What you will do:
Count, in the entries below, the lines in which "transport" occurs. Give the number, nothing more.

Records for the task:
* * * * *

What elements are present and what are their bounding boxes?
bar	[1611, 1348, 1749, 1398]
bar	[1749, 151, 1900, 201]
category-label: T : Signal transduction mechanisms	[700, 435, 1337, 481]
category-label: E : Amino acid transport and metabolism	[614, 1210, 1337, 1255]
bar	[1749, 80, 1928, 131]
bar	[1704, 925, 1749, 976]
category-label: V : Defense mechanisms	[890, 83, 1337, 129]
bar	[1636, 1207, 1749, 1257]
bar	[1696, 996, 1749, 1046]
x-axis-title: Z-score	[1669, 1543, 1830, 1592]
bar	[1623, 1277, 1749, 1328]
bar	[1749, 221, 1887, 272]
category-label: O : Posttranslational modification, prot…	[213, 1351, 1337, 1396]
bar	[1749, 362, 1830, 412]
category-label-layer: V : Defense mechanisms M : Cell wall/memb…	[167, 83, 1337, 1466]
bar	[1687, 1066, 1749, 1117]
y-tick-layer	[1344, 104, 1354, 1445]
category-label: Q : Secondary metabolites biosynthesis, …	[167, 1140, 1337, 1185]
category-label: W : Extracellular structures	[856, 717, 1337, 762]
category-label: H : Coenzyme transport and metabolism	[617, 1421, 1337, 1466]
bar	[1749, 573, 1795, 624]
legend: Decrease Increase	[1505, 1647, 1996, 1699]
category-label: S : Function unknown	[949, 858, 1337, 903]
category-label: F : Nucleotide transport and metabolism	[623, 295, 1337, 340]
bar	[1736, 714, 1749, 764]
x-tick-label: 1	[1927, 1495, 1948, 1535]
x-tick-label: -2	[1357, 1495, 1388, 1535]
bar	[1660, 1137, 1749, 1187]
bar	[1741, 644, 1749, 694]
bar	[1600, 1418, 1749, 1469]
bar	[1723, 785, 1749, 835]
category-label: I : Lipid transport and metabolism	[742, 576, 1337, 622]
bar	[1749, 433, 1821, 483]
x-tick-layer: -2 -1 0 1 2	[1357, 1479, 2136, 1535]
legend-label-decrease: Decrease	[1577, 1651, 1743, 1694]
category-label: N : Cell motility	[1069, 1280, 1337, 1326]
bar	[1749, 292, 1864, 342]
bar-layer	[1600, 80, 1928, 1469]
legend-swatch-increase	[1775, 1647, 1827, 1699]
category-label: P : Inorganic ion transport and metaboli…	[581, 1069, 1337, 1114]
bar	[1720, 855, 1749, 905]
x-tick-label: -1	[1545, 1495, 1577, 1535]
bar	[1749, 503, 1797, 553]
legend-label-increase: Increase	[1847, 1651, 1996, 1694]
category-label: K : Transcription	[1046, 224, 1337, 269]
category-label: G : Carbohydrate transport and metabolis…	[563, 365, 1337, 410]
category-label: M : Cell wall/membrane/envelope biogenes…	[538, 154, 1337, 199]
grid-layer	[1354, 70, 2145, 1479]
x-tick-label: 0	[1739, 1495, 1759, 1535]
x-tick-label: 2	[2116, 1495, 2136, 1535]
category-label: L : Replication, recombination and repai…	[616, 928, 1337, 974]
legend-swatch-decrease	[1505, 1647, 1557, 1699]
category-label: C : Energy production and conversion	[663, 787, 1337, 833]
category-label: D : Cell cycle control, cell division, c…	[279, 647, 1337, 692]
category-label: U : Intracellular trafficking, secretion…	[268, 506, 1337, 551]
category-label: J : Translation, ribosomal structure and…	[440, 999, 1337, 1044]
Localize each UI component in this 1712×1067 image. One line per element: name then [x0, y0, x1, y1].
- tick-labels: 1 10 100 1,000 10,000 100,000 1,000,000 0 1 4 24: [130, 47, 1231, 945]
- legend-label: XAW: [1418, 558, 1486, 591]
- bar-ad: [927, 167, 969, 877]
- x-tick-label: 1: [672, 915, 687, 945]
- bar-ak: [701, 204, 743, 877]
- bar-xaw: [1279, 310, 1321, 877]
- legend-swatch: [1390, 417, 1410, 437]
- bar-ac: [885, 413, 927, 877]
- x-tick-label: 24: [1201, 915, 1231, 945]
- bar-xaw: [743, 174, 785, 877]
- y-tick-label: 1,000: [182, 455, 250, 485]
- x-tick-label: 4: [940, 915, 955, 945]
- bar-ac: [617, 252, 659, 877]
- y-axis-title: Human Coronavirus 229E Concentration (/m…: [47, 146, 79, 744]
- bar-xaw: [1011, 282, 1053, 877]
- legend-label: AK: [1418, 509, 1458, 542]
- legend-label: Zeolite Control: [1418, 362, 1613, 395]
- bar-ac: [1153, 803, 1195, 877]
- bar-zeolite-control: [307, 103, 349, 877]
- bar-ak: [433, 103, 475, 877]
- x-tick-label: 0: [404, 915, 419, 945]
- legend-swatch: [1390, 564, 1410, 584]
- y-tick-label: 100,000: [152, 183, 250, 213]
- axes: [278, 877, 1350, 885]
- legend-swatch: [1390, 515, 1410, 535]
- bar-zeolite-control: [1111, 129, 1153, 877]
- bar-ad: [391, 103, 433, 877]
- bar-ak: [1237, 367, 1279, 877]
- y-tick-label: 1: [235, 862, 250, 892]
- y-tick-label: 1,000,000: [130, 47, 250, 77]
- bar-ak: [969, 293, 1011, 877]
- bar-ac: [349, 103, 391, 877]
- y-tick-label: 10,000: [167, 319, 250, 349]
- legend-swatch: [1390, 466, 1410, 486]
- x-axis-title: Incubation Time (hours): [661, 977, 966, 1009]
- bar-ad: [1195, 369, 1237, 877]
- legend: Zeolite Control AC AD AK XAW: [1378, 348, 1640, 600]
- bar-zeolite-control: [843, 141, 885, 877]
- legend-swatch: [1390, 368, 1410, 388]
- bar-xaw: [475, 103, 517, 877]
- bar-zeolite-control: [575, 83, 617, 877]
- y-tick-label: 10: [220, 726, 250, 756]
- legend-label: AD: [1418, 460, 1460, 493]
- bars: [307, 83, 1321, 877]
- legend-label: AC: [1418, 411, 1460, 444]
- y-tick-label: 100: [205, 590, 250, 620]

* * * * *

Task response:
6